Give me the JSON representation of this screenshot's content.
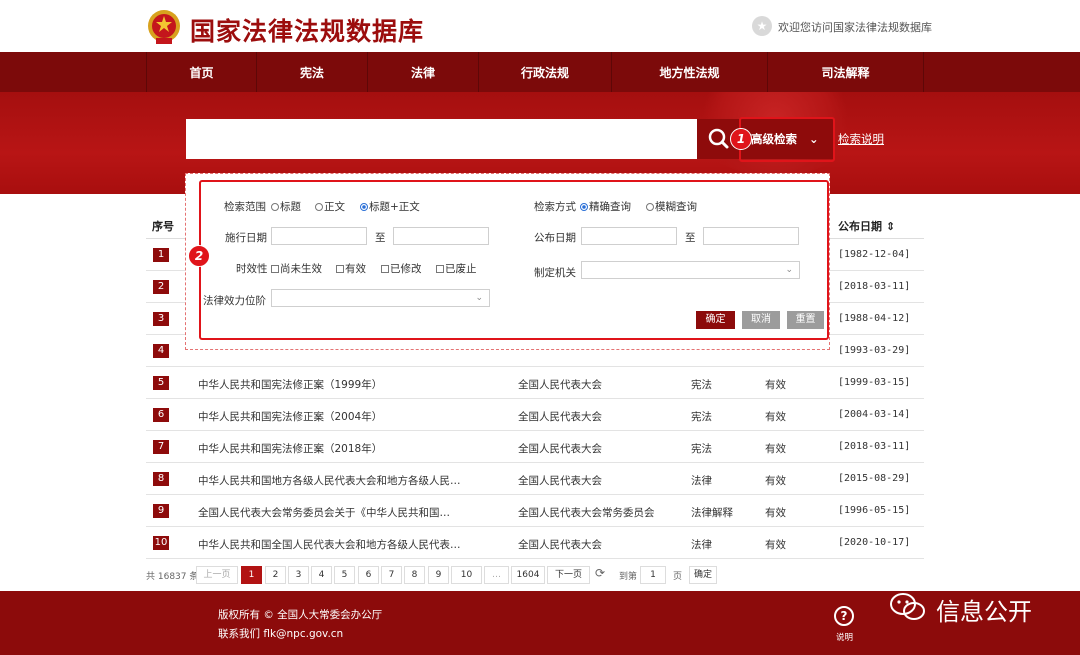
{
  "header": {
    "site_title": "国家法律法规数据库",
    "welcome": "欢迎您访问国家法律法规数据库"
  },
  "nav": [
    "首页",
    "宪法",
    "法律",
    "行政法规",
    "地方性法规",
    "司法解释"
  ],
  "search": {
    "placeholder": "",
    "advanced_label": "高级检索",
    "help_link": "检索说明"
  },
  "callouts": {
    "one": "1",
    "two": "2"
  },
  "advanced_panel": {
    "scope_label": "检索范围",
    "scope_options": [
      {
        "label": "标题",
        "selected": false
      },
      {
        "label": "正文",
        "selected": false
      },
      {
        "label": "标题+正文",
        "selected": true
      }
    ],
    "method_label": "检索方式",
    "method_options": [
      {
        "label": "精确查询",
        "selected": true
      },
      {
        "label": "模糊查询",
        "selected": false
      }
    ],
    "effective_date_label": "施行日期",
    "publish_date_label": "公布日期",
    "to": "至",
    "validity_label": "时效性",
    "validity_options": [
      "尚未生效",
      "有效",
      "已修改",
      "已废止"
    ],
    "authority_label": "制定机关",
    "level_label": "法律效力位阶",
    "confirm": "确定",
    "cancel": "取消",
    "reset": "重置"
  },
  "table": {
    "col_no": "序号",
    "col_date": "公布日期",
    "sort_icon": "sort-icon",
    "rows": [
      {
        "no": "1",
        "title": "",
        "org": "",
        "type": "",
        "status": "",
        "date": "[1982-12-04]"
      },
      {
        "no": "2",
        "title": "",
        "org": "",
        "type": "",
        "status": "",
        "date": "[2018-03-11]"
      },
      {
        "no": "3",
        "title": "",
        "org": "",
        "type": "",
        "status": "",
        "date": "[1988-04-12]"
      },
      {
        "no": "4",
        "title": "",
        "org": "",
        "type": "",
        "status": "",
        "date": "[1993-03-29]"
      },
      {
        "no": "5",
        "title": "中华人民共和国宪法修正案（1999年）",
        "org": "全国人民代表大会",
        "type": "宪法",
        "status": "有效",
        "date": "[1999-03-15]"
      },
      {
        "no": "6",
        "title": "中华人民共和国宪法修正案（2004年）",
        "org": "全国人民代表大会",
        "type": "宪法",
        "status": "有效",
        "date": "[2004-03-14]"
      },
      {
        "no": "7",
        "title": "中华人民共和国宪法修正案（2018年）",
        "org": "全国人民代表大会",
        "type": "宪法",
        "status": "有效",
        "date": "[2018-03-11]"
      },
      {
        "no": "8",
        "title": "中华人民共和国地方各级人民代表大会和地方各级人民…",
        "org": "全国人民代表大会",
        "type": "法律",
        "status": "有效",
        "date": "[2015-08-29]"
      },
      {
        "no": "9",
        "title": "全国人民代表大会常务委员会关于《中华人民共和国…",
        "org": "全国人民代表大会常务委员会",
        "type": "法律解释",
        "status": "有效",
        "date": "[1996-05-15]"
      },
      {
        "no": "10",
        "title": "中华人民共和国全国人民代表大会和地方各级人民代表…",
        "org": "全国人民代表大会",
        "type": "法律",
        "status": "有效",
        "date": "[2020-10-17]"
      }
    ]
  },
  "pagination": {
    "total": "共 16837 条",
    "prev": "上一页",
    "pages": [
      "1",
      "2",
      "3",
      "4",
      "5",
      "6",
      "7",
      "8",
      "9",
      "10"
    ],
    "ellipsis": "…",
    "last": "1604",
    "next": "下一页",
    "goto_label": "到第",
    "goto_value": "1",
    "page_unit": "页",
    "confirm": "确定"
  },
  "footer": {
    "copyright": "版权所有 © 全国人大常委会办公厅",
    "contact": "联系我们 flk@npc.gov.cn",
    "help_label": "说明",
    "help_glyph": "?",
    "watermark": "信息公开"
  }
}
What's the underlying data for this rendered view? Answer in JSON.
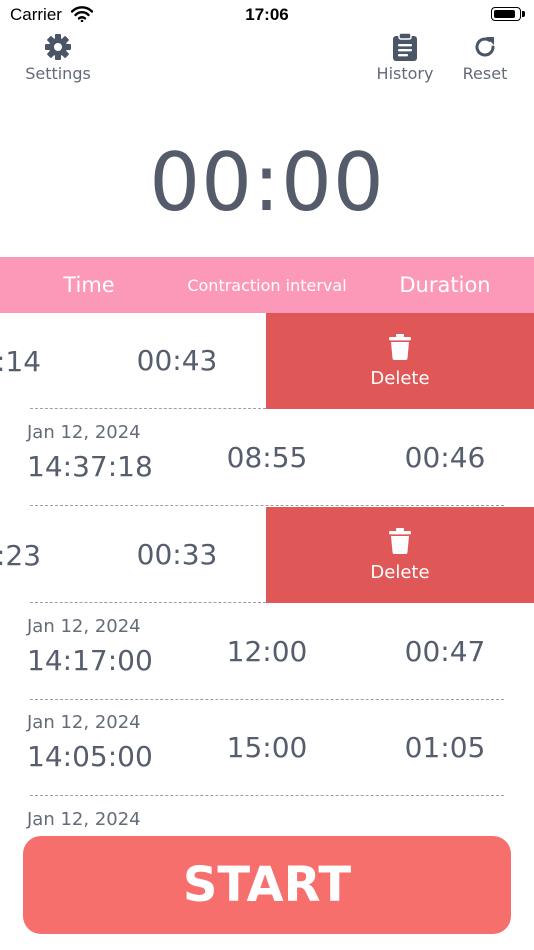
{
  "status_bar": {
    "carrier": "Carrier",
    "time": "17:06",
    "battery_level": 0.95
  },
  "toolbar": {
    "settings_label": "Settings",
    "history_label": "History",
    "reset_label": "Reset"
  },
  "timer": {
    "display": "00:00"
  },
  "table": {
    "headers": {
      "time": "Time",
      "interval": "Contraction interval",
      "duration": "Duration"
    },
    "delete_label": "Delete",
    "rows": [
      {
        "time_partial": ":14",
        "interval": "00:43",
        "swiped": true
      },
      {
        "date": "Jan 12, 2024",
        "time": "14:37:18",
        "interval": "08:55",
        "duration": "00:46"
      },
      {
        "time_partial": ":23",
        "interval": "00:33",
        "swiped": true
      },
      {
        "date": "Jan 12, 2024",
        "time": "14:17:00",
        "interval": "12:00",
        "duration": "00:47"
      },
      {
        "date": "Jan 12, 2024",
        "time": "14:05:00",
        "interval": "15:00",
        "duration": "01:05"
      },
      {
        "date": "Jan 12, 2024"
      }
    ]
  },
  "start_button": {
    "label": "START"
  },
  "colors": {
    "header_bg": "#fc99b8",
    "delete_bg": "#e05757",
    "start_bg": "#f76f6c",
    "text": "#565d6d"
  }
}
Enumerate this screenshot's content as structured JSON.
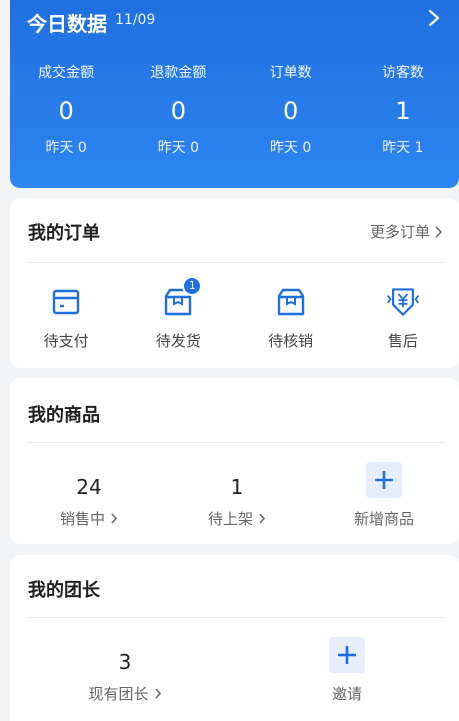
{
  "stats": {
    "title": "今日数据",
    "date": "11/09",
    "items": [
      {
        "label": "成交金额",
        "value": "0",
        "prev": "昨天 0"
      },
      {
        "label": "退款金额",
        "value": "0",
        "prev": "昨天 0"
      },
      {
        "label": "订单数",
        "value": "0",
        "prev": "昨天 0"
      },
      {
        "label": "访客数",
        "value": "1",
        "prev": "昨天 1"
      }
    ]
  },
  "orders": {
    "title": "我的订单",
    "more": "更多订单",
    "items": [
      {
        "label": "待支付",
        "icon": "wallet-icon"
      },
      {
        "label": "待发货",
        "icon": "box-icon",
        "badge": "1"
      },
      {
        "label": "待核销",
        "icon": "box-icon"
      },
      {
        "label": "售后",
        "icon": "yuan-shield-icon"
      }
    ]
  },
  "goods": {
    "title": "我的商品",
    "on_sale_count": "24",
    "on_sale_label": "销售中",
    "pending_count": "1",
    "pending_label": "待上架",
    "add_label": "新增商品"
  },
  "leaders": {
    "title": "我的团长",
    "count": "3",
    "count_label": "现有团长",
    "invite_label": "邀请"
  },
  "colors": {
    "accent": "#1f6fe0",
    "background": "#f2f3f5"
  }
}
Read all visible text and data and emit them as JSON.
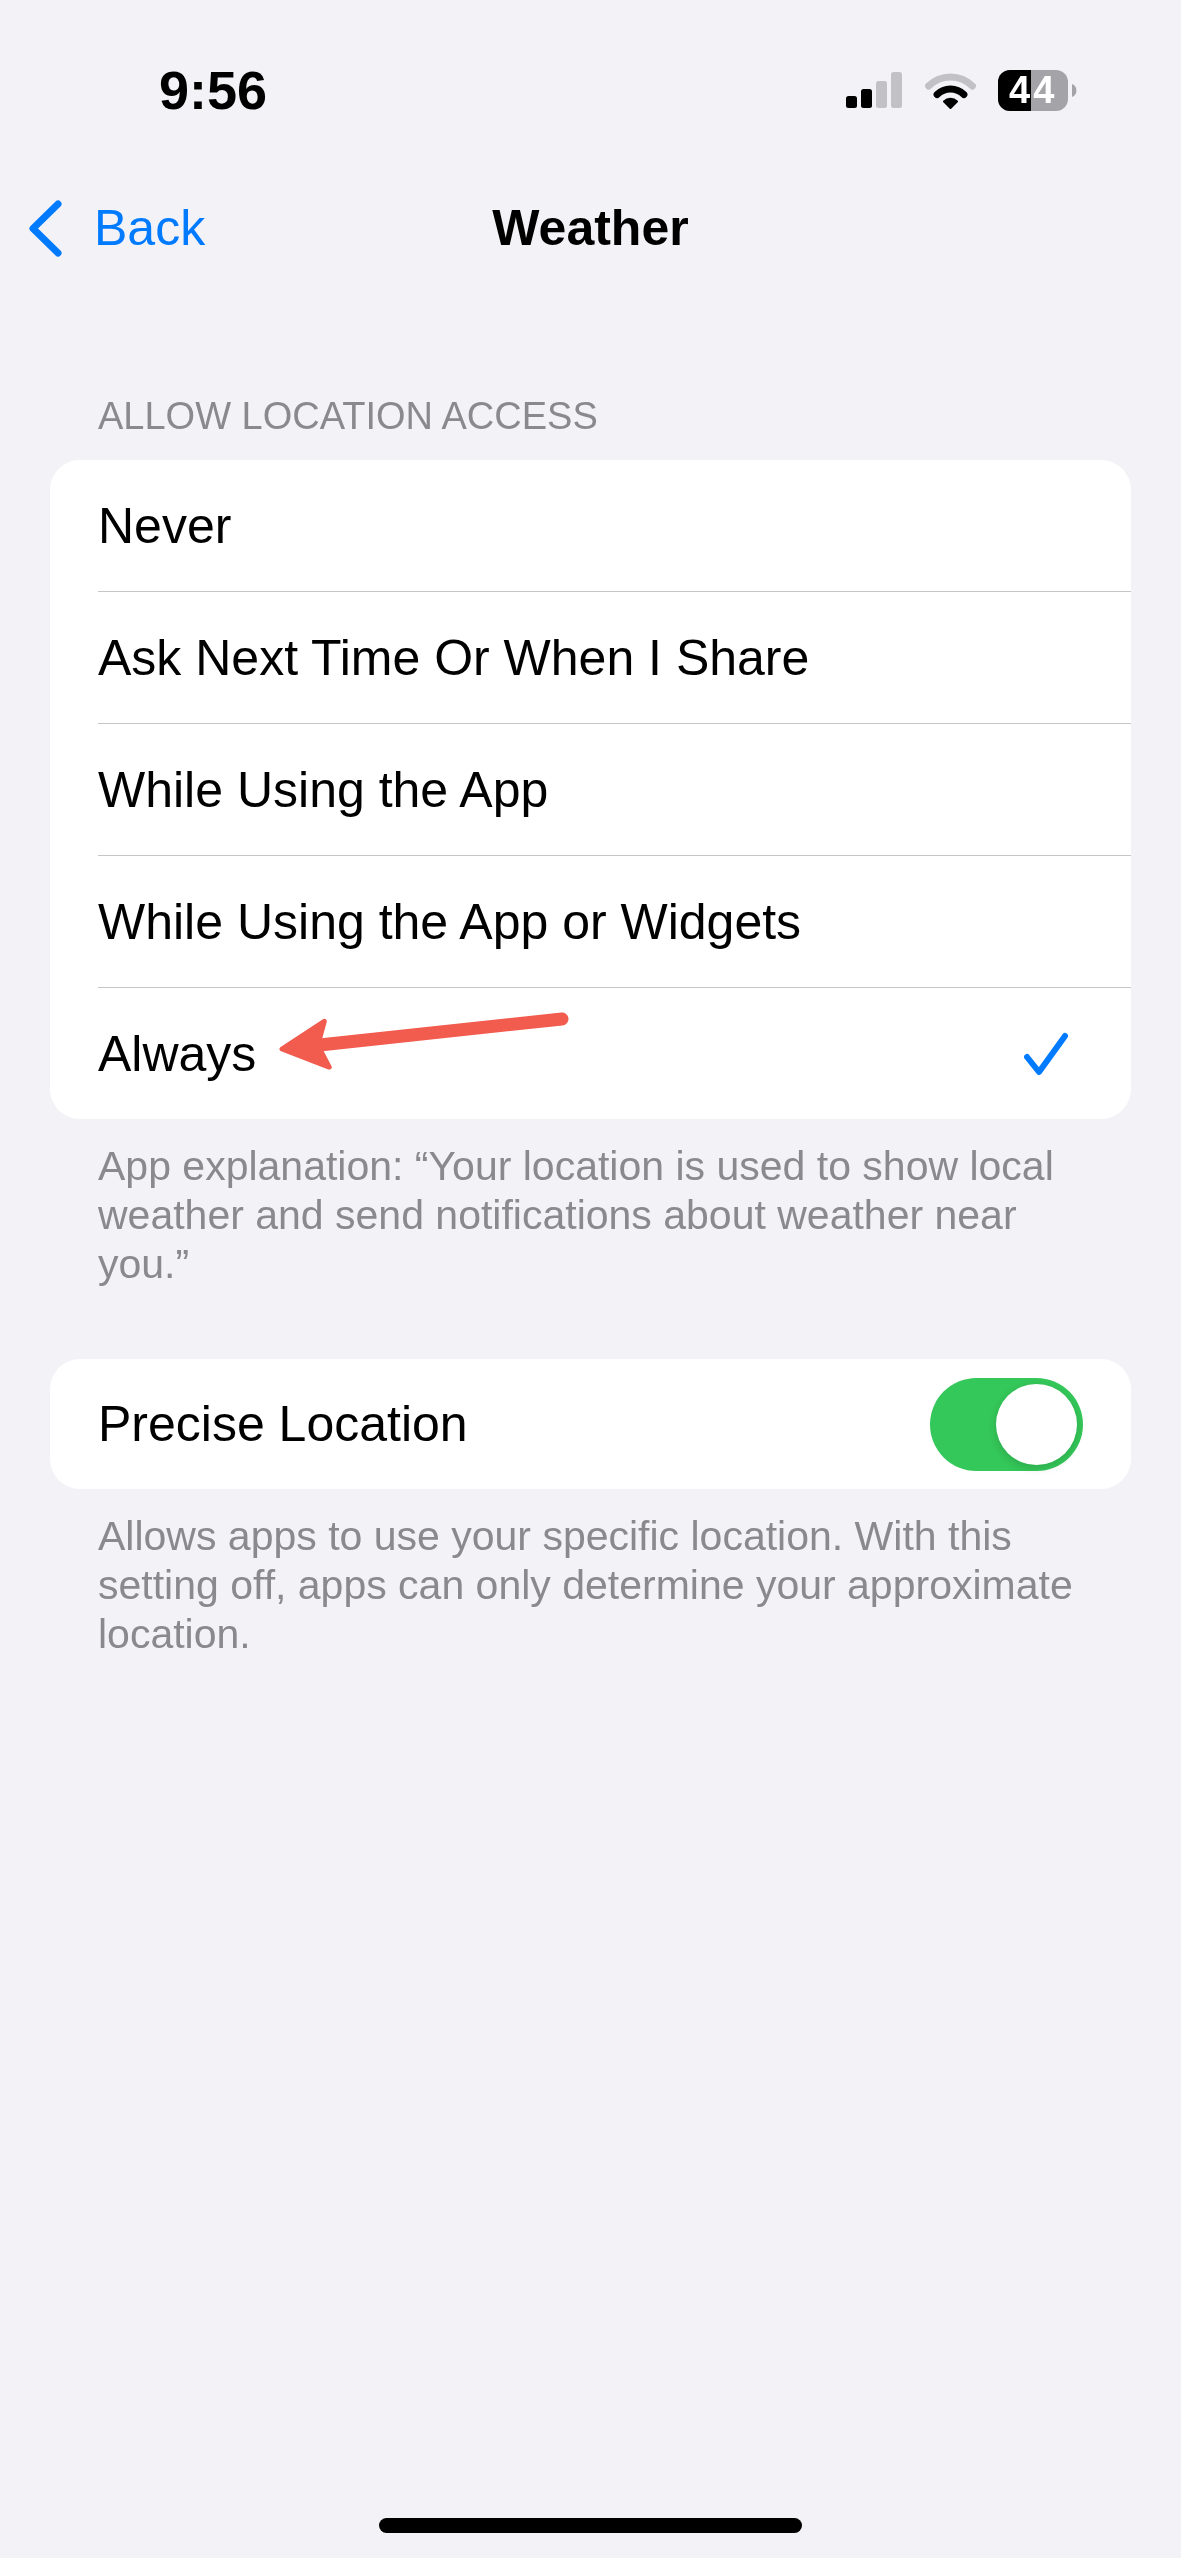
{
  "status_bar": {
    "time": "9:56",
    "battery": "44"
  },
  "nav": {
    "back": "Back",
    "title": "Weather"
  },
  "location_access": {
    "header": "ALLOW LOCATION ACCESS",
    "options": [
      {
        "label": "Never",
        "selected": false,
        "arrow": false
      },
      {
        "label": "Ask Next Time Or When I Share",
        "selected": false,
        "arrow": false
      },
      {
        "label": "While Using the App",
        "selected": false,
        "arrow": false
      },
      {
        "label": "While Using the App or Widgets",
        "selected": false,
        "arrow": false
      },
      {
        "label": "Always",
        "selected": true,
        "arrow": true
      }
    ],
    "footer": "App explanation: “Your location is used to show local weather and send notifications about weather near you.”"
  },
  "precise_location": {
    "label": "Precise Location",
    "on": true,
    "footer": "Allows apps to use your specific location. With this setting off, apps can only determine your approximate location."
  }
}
--------------------------------------------------
- Task statement
Leave out the pictures and print every line of the data exactly.

- Correct response
Give me the JSON representation of this screenshot's content.
{
  "header": {
    "site_title": "国家法律法规数据库",
    "welcome": "欢迎您访问国家法律法规数据库"
  },
  "nav": [
    "首页",
    "宪法",
    "法律",
    "行政法规",
    "地方性法规",
    "司法解释"
  ],
  "search": {
    "placeholder": "",
    "advanced_label": "高级检索",
    "help_link": "检索说明"
  },
  "callouts": {
    "one": "1",
    "two": "2"
  },
  "advanced_panel": {
    "scope_label": "检索范围",
    "scope_options": [
      {
        "label": "标题",
        "selected": false
      },
      {
        "label": "正文",
        "selected": false
      },
      {
        "label": "标题+正文",
        "selected": true
      }
    ],
    "method_label": "检索方式",
    "method_options": [
      {
        "label": "精确查询",
        "selected": true
      },
      {
        "label": "模糊查询",
        "selected": false
      }
    ],
    "effective_date_label": "施行日期",
    "publish_date_label": "公布日期",
    "to": "至",
    "validity_label": "时效性",
    "validity_options": [
      "尚未生效",
      "有效",
      "已修改",
      "已废止"
    ],
    "authority_label": "制定机关",
    "level_label": "法律效力位阶",
    "confirm": "确定",
    "cancel": "取消",
    "reset": "重置"
  },
  "table": {
    "col_no": "序号",
    "col_date": "公布日期",
    "sort_icon": "sort-icon",
    "rows": [
      {
        "no": "1",
        "title": "",
        "org": "",
        "type": "",
        "status": "",
        "date": "[1982-12-04]"
      },
      {
        "no": "2",
        "title": "",
        "org": "",
        "type": "",
        "status": "",
        "date": "[2018-03-11]"
      },
      {
        "no": "3",
        "title": "",
        "org": "",
        "type": "",
        "status": "",
        "date": "[1988-04-12]"
      },
      {
        "no": "4",
        "title": "",
        "org": "",
        "type": "",
        "status": "",
        "date": "[1993-03-29]"
      },
      {
        "no": "5",
        "title": "中华人民共和国宪法修正案（1999年）",
        "org": "全国人民代表大会",
        "type": "宪法",
        "status": "有效",
        "date": "[1999-03-15]"
      },
      {
        "no": "6",
        "title": "中华人民共和国宪法修正案（2004年）",
        "org": "全国人民代表大会",
        "type": "宪法",
        "status": "有效",
        "date": "[2004-03-14]"
      },
      {
        "no": "7",
        "title": "中华人民共和国宪法修正案（2018年）",
        "org": "全国人民代表大会",
        "type": "宪法",
        "status": "有效",
        "date": "[2018-03-11]"
      },
      {
        "no": "8",
        "title": "中华人民共和国地方各级人民代表大会和地方各级人民…",
        "org": "全国人民代表大会",
        "type": "法律",
        "status": "有效",
        "date": "[2015-08-29]"
      },
      {
        "no": "9",
        "title": "全国人民代表大会常务委员会关于《中华人民共和国…",
        "org": "全国人民代表大会常务委员会",
        "type": "法律解释",
        "status": "有效",
        "date": "[1996-05-15]"
      },
      {
        "no": "10",
        "title": "中华人民共和国全国人民代表大会和地方各级人民代表…",
        "org": "全国人民代表大会",
        "type": "法律",
        "status": "有效",
        "date": "[2020-10-17]"
      }
    ]
  },
  "pagination": {
    "total": "共 16837 条",
    "prev": "上一页",
    "pages": [
      "1",
      "2",
      "3",
      "4",
      "5",
      "6",
      "7",
      "8",
      "9",
      "10"
    ],
    "ellipsis": "…",
    "last": "1604",
    "next": "下一页",
    "goto_label": "到第",
    "goto_value": "1",
    "page_unit": "页",
    "confirm": "确定"
  },
  "footer": {
    "copyright": "版权所有 © 全国人大常委会办公厅",
    "contact": "联系我们 flk@npc.gov.cn",
    "help_label": "说明",
    "help_glyph": "?",
    "watermark": "信息公开"
  }
}
What's the underlying data for this rendered view? Answer in JSON.
{
  "status_bar": {
    "carrier": "Carrier",
    "time": "17:06",
    "battery_level": 0.95
  },
  "toolbar": {
    "settings_label": "Settings",
    "history_label": "History",
    "reset_label": "Reset"
  },
  "timer": {
    "display": "00:00"
  },
  "table": {
    "headers": {
      "time": "Time",
      "interval": "Contraction interval",
      "duration": "Duration"
    },
    "delete_label": "Delete",
    "rows": [
      {
        "time_partial": ":14",
        "interval": "00:43",
        "swiped": true
      },
      {
        "date": "Jan 12, 2024",
        "time": "14:37:18",
        "interval": "08:55",
        "duration": "00:46"
      },
      {
        "time_partial": ":23",
        "interval": "00:33",
        "swiped": true
      },
      {
        "date": "Jan 12, 2024",
        "time": "14:17:00",
        "interval": "12:00",
        "duration": "00:47"
      },
      {
        "date": "Jan 12, 2024",
        "time": "14:05:00",
        "interval": "15:00",
        "duration": "01:05"
      },
      {
        "date": "Jan 12, 2024"
      }
    ]
  },
  "start_button": {
    "label": "START"
  },
  "colors": {
    "header_bg": "#fc99b8",
    "delete_bg": "#e05757",
    "start_bg": "#f76f6c",
    "text": "#565d6d"
  }
}
Enumerate this screenshot's content as structured JSON.
{
  "stats": {
    "title": "今日数据",
    "date": "11/09",
    "items": [
      {
        "label": "成交金额",
        "value": "0",
        "prev": "昨天 0"
      },
      {
        "label": "退款金额",
        "value": "0",
        "prev": "昨天 0"
      },
      {
        "label": "订单数",
        "value": "0",
        "prev": "昨天 0"
      },
      {
        "label": "访客数",
        "value": "1",
        "prev": "昨天 1"
      }
    ]
  },
  "orders": {
    "title": "我的订单",
    "more": "更多订单",
    "items": [
      {
        "label": "待支付",
        "icon": "wallet-icon"
      },
      {
        "label": "待发货",
        "icon": "box-icon",
        "badge": "1"
      },
      {
        "label": "待核销",
        "icon": "box-icon"
      },
      {
        "label": "售后",
        "icon": "yuan-shield-icon"
      }
    ]
  },
  "goods": {
    "title": "我的商品",
    "on_sale_count": "24",
    "on_sale_label": "销售中",
    "pending_count": "1",
    "pending_label": "待上架",
    "add_label": "新增商品"
  },
  "leaders": {
    "title": "我的团长",
    "count": "3",
    "count_label": "现有团长",
    "invite_label": "邀请"
  },
  "colors": {
    "accent": "#1f6fe0",
    "background": "#f2f3f5"
  }
}
Read all visible text and data and emit them as JSON.
{
  "status_bar": {
    "time": "9:56",
    "battery": "44"
  },
  "nav": {
    "back": "Back",
    "title": "Weather"
  },
  "location_access": {
    "header": "ALLOW LOCATION ACCESS",
    "options": [
      {
        "label": "Never",
        "selected": false,
        "arrow": false
      },
      {
        "label": "Ask Next Time Or When I Share",
        "selected": false,
        "arrow": false
      },
      {
        "label": "While Using the App",
        "selected": false,
        "arrow": false
      },
      {
        "label": "While Using the App or Widgets",
        "selected": false,
        "arrow": false
      },
      {
        "label": "Always",
        "selected": true,
        "arrow": true
      }
    ],
    "footer": "App explanation: “Your location is used to show local weather and send notifications about weather near you.”"
  },
  "precise_location": {
    "label": "Precise Location",
    "on": true,
    "footer": "Allows apps to use your specific location. With this setting off, apps can only determine your approximate location."
  }
}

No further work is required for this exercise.